_Data listing:_
————————

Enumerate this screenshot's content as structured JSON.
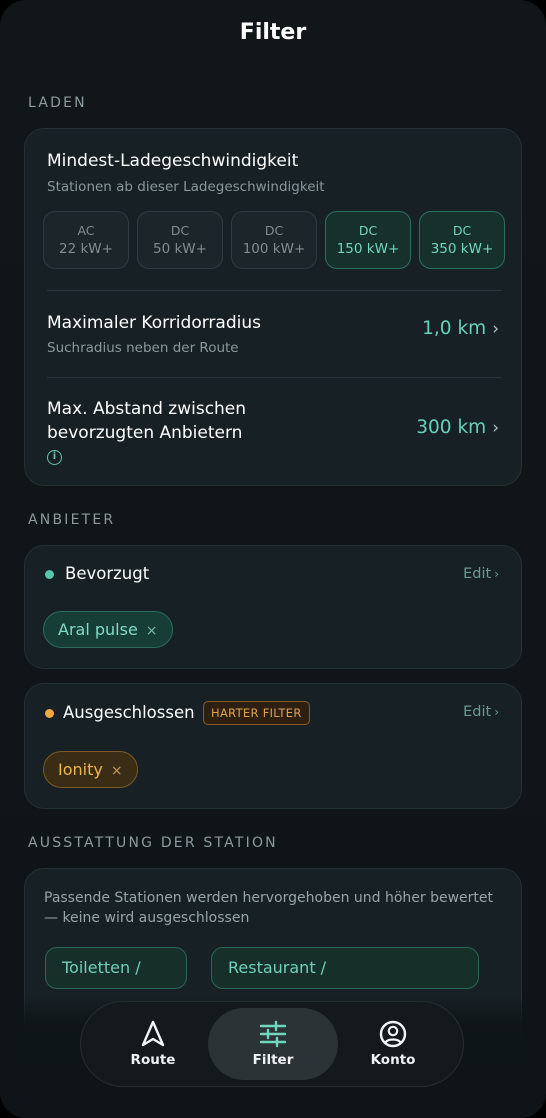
{
  "header": {
    "title": "Filter"
  },
  "sections": {
    "laden": "LADEN",
    "anbieter": "ANBIETER",
    "ausstattung": "AUSSTATTUNG DER STATION"
  },
  "charging": {
    "title": "Mindest-Ladegeschwindigkeit",
    "subtitle": "Stationen ab dieser Ladegeschwindigkeit",
    "options": [
      {
        "type": "AC",
        "power": "22 kW+",
        "selected": false
      },
      {
        "type": "DC",
        "power": "50 kW+",
        "selected": false
      },
      {
        "type": "DC",
        "power": "100 kW+",
        "selected": false
      },
      {
        "type": "DC",
        "power": "150 kW+",
        "selected": true
      },
      {
        "type": "DC",
        "power": "350 kW+",
        "selected": true
      }
    ]
  },
  "corridor": {
    "title": "Maximaler Korridorradius",
    "subtitle": "Suchradius neben der Route",
    "value": "1,0 km",
    "chevron": "›"
  },
  "distance": {
    "title_line1": "Max. Abstand zwischen",
    "title_line2": "bevorzugten Anbietern",
    "value": "300 km",
    "chevron": "›",
    "info_icon": "ⓘ"
  },
  "preferred": {
    "label": "Bevorzugt",
    "edit": "Edit",
    "edit_chevron": "›",
    "dot_color": "#52c8ad",
    "chips": [
      {
        "label": "Aral pulse",
        "remove": "×"
      }
    ]
  },
  "excluded": {
    "label": "Ausgeschlossen",
    "badge": "HARTER FILTER",
    "edit": "Edit",
    "edit_chevron": "›",
    "dot_color": "#f0a841",
    "chips": [
      {
        "label": "Ionity",
        "remove": "×"
      }
    ]
  },
  "amenities": {
    "description_line1": "Passende Stationen werden hervorgehoben und höher bewertet",
    "description_line2": "— keine wird ausgeschlossen",
    "buttons": [
      "Toiletten /",
      "Restaurant /"
    ]
  },
  "navbar": {
    "items": [
      {
        "label": "Route",
        "icon": "navigation-arrow-icon",
        "active": false
      },
      {
        "label": "Filter",
        "icon": "sliders-icon",
        "active": true
      },
      {
        "label": "Konto",
        "icon": "account-circle-icon",
        "active": false
      }
    ]
  },
  "colors": {
    "accent": "#66d0b8",
    "background": "#111619",
    "card": "#172125",
    "warning": "#f0b552"
  }
}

————————

_Exercise task:_ Look through the records and gather every line containing "Ladegeschwindigkeit".

_Exercise output:_
    "title": "Mindest-Ladegeschwindigkeit",
    "subtitle": "Stationen ab dieser Ladegeschwindigkeit",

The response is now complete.